Problem description :: Tally the lines in the listing below that contain "ylabel" and report the tally alone.

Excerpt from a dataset
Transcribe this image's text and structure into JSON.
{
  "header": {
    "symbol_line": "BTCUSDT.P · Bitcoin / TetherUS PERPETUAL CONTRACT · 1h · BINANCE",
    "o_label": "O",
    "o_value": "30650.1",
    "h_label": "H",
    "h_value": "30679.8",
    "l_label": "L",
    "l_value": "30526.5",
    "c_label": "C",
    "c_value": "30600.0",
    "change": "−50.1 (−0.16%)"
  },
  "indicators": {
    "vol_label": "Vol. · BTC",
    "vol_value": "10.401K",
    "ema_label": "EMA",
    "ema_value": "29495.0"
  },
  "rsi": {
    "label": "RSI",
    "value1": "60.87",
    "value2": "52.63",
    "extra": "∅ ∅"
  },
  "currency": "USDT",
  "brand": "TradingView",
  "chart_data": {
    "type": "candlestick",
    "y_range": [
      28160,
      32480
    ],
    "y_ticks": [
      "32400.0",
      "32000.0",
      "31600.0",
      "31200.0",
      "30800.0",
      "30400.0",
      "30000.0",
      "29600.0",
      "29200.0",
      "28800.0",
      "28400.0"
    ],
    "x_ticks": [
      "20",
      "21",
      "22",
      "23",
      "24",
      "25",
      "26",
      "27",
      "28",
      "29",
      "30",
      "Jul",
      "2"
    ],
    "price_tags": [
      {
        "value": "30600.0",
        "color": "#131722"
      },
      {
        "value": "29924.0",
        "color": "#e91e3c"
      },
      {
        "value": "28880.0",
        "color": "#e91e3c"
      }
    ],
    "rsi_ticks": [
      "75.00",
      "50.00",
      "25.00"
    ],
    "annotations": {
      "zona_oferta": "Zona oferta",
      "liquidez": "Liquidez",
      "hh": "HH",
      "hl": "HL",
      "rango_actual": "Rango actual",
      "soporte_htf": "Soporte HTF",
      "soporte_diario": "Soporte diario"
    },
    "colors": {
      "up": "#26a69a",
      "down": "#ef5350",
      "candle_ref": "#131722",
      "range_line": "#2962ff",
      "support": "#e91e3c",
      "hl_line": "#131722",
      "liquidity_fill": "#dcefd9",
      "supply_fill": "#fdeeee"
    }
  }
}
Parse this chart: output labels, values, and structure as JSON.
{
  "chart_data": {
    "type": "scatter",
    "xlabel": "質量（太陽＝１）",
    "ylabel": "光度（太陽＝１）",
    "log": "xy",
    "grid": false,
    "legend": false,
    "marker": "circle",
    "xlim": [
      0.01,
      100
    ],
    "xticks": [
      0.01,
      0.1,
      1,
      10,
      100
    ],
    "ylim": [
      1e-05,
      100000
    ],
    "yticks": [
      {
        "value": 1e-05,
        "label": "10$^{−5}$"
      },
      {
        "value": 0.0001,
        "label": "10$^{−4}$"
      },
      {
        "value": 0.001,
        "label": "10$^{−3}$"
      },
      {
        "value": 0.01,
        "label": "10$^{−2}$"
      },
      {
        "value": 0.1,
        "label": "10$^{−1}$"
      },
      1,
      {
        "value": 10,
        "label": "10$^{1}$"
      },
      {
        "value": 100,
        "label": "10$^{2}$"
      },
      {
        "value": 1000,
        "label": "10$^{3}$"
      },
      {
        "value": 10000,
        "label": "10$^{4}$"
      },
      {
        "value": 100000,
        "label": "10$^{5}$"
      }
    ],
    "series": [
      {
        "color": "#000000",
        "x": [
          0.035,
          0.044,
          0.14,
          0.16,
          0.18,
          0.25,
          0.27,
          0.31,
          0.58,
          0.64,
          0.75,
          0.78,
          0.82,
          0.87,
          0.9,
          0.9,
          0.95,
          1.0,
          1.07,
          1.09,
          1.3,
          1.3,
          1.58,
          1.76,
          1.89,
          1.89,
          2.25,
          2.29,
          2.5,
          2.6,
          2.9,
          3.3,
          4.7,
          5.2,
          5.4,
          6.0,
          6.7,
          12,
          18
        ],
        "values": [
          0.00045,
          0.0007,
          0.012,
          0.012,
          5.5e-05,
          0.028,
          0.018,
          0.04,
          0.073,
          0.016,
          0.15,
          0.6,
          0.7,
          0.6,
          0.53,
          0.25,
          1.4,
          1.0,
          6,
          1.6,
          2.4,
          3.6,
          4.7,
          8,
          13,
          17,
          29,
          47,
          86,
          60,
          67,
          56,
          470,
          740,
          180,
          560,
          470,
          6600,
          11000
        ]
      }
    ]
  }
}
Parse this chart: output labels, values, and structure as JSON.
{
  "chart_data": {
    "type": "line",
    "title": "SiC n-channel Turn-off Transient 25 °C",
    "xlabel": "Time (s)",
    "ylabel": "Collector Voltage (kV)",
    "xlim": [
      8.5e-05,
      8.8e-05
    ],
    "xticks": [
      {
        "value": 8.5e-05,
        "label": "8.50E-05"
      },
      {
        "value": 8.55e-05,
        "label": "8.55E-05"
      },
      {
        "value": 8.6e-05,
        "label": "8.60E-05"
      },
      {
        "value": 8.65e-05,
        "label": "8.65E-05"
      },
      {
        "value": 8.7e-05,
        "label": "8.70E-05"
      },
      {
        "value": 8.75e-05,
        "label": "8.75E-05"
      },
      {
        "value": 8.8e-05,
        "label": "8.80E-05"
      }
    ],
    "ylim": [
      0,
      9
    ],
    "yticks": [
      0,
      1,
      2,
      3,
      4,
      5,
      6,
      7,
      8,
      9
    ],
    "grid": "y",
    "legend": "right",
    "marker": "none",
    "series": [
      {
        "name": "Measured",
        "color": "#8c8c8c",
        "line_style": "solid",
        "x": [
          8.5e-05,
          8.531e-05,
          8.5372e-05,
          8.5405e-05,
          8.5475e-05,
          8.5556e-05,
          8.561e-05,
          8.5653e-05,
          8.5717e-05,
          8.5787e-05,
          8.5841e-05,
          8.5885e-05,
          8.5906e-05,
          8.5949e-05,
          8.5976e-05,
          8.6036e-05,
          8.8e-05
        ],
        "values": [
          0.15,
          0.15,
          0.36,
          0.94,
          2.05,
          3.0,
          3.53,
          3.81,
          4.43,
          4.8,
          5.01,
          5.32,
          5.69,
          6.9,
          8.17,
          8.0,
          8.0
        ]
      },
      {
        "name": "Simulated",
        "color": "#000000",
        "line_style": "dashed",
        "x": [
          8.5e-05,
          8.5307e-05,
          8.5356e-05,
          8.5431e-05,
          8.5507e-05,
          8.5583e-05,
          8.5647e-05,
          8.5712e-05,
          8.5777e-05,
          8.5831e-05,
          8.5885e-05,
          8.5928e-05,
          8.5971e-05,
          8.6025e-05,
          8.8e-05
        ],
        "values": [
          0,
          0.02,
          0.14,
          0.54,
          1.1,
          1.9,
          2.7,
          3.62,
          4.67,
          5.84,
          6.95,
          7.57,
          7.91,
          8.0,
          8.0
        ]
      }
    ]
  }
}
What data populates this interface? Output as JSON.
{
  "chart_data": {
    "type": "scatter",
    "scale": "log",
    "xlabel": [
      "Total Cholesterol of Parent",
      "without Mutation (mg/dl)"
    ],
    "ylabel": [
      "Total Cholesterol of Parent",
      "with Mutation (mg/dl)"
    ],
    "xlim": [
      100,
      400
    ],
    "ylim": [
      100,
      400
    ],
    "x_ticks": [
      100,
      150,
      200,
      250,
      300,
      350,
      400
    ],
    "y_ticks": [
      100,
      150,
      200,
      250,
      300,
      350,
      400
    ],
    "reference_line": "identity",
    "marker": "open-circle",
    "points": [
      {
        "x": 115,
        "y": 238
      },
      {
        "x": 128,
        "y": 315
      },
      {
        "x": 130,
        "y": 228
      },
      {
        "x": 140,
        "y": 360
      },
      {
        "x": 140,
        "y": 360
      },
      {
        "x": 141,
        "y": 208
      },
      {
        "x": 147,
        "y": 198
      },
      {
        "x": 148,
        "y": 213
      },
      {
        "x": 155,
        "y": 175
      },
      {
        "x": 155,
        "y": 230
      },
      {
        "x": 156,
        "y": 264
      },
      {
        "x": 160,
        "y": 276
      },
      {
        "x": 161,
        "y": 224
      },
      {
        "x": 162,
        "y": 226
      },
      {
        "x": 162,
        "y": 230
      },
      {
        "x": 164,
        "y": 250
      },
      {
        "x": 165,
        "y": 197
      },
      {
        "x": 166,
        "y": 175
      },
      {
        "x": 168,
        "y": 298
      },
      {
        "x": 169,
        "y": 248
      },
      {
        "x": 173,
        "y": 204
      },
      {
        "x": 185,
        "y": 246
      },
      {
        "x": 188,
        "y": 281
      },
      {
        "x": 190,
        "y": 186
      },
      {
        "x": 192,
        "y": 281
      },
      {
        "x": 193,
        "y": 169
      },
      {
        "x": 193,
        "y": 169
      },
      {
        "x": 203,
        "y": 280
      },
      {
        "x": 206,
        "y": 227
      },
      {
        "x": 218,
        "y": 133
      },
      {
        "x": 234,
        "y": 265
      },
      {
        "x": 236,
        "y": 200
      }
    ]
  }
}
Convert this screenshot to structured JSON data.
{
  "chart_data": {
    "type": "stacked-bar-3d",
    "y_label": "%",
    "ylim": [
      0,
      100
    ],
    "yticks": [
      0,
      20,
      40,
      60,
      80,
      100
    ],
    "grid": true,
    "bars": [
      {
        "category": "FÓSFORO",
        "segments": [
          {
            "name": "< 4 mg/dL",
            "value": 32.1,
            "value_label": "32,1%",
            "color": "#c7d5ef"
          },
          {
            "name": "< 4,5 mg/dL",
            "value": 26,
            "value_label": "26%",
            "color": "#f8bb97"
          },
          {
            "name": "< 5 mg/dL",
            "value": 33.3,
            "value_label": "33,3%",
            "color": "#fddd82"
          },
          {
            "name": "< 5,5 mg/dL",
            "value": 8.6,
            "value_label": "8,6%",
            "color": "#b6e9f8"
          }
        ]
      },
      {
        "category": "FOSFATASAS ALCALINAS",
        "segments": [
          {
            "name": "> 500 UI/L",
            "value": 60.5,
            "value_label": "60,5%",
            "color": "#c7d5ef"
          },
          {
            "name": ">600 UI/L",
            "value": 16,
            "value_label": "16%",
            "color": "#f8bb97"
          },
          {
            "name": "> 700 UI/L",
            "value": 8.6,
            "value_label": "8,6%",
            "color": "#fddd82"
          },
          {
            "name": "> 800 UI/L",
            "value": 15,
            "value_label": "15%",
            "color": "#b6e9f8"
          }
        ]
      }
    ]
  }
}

Exercise solution :: 3